WHAT TO WORK ON => Copy out each line below exactly as it appears.

DATA PROVIDED =>
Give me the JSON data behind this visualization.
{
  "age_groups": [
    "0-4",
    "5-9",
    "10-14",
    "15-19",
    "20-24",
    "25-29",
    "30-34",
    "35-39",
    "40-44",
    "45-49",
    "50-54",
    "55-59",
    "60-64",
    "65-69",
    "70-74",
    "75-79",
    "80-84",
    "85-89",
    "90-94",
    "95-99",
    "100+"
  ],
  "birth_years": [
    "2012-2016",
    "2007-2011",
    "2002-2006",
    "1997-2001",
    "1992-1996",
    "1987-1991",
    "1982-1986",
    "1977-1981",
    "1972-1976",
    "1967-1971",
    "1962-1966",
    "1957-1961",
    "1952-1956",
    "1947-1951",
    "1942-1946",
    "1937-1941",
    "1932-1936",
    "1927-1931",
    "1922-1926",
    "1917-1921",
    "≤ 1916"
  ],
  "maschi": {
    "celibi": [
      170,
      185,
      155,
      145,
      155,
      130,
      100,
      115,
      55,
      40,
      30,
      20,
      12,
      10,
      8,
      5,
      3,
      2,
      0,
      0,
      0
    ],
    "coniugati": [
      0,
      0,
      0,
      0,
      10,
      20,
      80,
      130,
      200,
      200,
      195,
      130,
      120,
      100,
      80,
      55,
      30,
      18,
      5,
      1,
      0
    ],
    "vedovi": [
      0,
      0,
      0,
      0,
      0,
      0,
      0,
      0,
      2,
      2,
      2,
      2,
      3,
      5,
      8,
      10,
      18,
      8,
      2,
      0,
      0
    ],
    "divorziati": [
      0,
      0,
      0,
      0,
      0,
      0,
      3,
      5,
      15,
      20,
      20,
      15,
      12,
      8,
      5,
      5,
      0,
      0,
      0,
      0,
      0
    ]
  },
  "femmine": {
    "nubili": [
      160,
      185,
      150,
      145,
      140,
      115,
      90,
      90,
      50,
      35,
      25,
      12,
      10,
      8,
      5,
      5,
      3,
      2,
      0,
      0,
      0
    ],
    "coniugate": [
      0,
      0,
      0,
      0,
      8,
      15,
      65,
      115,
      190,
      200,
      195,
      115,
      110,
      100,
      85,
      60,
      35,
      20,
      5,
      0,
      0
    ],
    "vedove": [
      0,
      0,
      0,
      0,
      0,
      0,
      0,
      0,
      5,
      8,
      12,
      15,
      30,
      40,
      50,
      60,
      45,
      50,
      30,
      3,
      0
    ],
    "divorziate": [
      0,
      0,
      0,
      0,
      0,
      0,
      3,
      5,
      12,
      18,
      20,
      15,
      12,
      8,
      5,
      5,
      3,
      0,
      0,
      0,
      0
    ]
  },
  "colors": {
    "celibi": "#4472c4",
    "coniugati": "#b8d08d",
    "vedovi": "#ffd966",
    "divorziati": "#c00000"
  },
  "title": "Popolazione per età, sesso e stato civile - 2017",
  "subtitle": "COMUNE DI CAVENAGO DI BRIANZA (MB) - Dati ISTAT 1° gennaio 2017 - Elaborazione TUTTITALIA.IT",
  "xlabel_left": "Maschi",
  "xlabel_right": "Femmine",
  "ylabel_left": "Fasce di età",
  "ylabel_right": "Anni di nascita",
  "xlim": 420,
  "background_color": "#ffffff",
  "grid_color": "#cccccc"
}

TASK ANSWER =>
Give me the JSON data behind this visualization.
{
  "age_groups": [
    "0-4",
    "5-9",
    "10-14",
    "15-19",
    "20-24",
    "25-29",
    "30-34",
    "35-39",
    "40-44",
    "45-49",
    "50-54",
    "55-59",
    "60-64",
    "65-69",
    "70-74",
    "75-79",
    "80-84",
    "85-89",
    "90-94",
    "95-99",
    "100+"
  ],
  "birth_years": [
    "2012-2016",
    "2007-2011",
    "2002-2006",
    "1997-2001",
    "1992-1996",
    "1987-1991",
    "1982-1986",
    "1977-1981",
    "1972-1976",
    "1967-1971",
    "1962-1966",
    "1957-1961",
    "1952-1956",
    "1947-1951",
    "1942-1946",
    "1937-1941",
    "1932-1936",
    "1927-1931",
    "1922-1926",
    "1917-1921",
    "≤ 1916"
  ],
  "maschi": {
    "celibi": [
      170,
      185,
      155,
      145,
      155,
      130,
      100,
      115,
      55,
      40,
      30,
      20,
      12,
      10,
      8,
      5,
      3,
      2,
      0,
      0,
      0
    ],
    "coniugati": [
      0,
      0,
      0,
      0,
      10,
      20,
      80,
      130,
      200,
      200,
      195,
      130,
      120,
      100,
      80,
      55,
      30,
      18,
      5,
      1,
      0
    ],
    "vedovi": [
      0,
      0,
      0,
      0,
      0,
      0,
      0,
      0,
      2,
      2,
      2,
      2,
      3,
      5,
      8,
      10,
      18,
      8,
      2,
      0,
      0
    ],
    "divorziati": [
      0,
      0,
      0,
      0,
      0,
      0,
      3,
      5,
      15,
      20,
      20,
      15,
      12,
      8,
      5,
      5,
      0,
      0,
      0,
      0,
      0
    ]
  },
  "femmine": {
    "nubili": [
      160,
      185,
      150,
      145,
      140,
      115,
      90,
      90,
      50,
      35,
      25,
      12,
      10,
      8,
      5,
      5,
      3,
      2,
      0,
      0,
      0
    ],
    "coniugate": [
      0,
      0,
      0,
      0,
      8,
      15,
      65,
      115,
      190,
      200,
      195,
      115,
      110,
      100,
      85,
      60,
      35,
      20,
      5,
      0,
      0
    ],
    "vedove": [
      0,
      0,
      0,
      0,
      0,
      0,
      0,
      0,
      5,
      8,
      12,
      15,
      30,
      40,
      50,
      60,
      45,
      50,
      30,
      3,
      0
    ],
    "divorziate": [
      0,
      0,
      0,
      0,
      0,
      0,
      3,
      5,
      12,
      18,
      20,
      15,
      12,
      8,
      5,
      5,
      3,
      0,
      0,
      0,
      0
    ]
  },
  "colors": {
    "celibi": "#4472c4",
    "coniugati": "#b8d08d",
    "vedovi": "#ffd966",
    "divorziati": "#c00000"
  },
  "title": "Popolazione per età, sesso e stato civile - 2017",
  "subtitle": "COMUNE DI CAVENAGO DI BRIANZA (MB) - Dati ISTAT 1° gennaio 2017 - Elaborazione TUTTITALIA.IT",
  "xlabel_left": "Maschi",
  "xlabel_right": "Femmine",
  "ylabel_left": "Fasce di età",
  "ylabel_right": "Anni di nascita",
  "xlim": 420,
  "background_color": "#ffffff",
  "grid_color": "#cccccc"
}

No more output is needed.